■ WRITTEN EXERCISE: Set down the whole listing verbatim.

■ DATA FOR THIS EXERCISE:

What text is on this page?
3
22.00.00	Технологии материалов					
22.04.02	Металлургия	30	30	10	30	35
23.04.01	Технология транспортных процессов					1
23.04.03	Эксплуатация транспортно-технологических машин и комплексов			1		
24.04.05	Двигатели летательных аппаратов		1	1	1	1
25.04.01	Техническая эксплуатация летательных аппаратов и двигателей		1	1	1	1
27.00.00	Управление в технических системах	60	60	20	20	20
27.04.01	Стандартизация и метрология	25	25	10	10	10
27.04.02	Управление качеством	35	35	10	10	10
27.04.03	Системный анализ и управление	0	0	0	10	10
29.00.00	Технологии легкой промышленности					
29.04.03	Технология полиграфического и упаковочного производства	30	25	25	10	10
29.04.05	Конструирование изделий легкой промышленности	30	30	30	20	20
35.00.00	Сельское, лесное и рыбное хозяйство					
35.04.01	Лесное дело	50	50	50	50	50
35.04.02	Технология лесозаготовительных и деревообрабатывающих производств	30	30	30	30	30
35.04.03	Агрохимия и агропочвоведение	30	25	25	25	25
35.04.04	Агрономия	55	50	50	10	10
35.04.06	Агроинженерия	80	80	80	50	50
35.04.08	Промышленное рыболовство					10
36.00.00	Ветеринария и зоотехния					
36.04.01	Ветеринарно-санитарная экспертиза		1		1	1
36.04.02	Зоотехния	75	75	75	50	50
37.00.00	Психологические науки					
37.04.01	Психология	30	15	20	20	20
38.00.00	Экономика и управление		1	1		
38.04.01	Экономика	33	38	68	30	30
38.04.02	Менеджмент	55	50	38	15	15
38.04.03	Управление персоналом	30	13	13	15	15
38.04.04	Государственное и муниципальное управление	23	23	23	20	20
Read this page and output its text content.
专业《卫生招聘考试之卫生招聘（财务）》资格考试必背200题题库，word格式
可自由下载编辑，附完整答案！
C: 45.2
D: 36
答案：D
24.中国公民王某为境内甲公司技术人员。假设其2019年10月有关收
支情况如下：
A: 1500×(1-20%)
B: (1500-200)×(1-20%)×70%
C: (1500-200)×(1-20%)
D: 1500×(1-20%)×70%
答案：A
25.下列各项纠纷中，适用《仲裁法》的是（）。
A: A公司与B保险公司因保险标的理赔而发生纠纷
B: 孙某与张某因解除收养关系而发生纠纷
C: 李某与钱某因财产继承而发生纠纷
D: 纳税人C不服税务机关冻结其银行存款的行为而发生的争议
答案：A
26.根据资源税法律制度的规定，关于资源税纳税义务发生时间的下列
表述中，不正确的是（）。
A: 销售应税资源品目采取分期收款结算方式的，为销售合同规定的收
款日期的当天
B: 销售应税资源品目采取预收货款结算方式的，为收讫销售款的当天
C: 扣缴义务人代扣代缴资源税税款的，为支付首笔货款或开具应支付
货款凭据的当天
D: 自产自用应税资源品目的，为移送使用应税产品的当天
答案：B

■ SOLUTION BELOW:
What text is on this page?
3
22.00.00	Технологии материалов					
22.04.02	Металлургия	30	30	10	30	35
23.04.01	Технология транспортных процессов					1
23.04.03	Эксплуатация транспортно-технологических машин и комплексов			1		
24.04.05	Двигатели летательных аппаратов		1	1	1	1
25.04.01	Техническая эксплуатация летательных аппаратов и двигателей		1	1	1	1
27.00.00	Управление в технических системах	60	60	20	20	20
27.04.01	Стандартизация и метрология	25	25	10	10	10
27.04.02	Управление качеством	35	35	10	10	10
27.04.03	Системный анализ и управление	0	0	0	10	10
29.00.00	Технологии легкой промышленности					
29.04.03	Технология полиграфического и упаковочного производства	30	25	25	10	10
29.04.05	Конструирование изделий легкой промышленности	30	30	30	20	20
35.00.00	Сельское, лесное и рыбное хозяйство					
35.04.01	Лесное дело	50	50	50	50	50
35.04.02	Технология лесозаготовительных и деревообрабатывающих производств	30	30	30	30	30
35.04.03	Агрохимия и агропочвоведение	30	25	25	25	25
35.04.04	Агрономия	55	50	50	10	10
35.04.06	Агроинженерия	80	80	80	50	50
35.04.08	Промышленное рыболовство					10
36.00.00	Ветеринария и зоотехния					
36.04.01	Ветеринарно-санитарная экспертиза		1		1	1
36.04.02	Зоотехния	75	75	75	50	50
37.00.00	Психологические науки					
37.04.01	Психология	30	15	20	20	20
38.00.00	Экономика и управление		1	1		
38.04.01	Экономика	33	38	68	30	30
38.04.02	Менеджмент	55	50	38	15	15
38.04.03	Управление персоналом	30	13	13	15	15
38.04.04	Государственное и муниципальное управление	23	23	23	20	20
Read this page and output its text content.
专业《卫生招聘考试之卫生招聘（财务）》资格考试必背200题题库，word格式
可自由下载编辑，附完整答案！
C: 45.2
D: 36
答案：D
24.中国公民王某为境内甲公司技术人员。假设其2019年10月有关收
支情况如下：
A: 1500×(1-20%)
B: (1500-200)×(1-20%)×70%
C: (1500-200)×(1-20%)
D: 1500×(1-20%)×70%
答案：A
25.下列各项纠纷中，适用《仲裁法》的是（）。
A: A公司与B保险公司因保险标的理赔而发生纠纷
B: 孙某与张某因解除收养关系而发生纠纷
C: 李某与钱某因财产继承而发生纠纷
D: 纳税人C不服税务机关冻结其银行存款的行为而发生的争议
答案：A
26.根据资源税法律制度的规定，关于资源税纳税义务发生时间的下列
表述中，不正确的是（）。
A: 销售应税资源品目采取分期收款结算方式的，为销售合同规定的收
款日期的当天
B: 销售应税资源品目采取预收货款结算方式的，为收讫销售款的当天
C: 扣缴义务人代扣代缴资源税税款的，为支付首笔货款或开具应支付
货款凭据的当天
D: 自产自用应税资源品目的，为移送使用应税产品的当天
答案：B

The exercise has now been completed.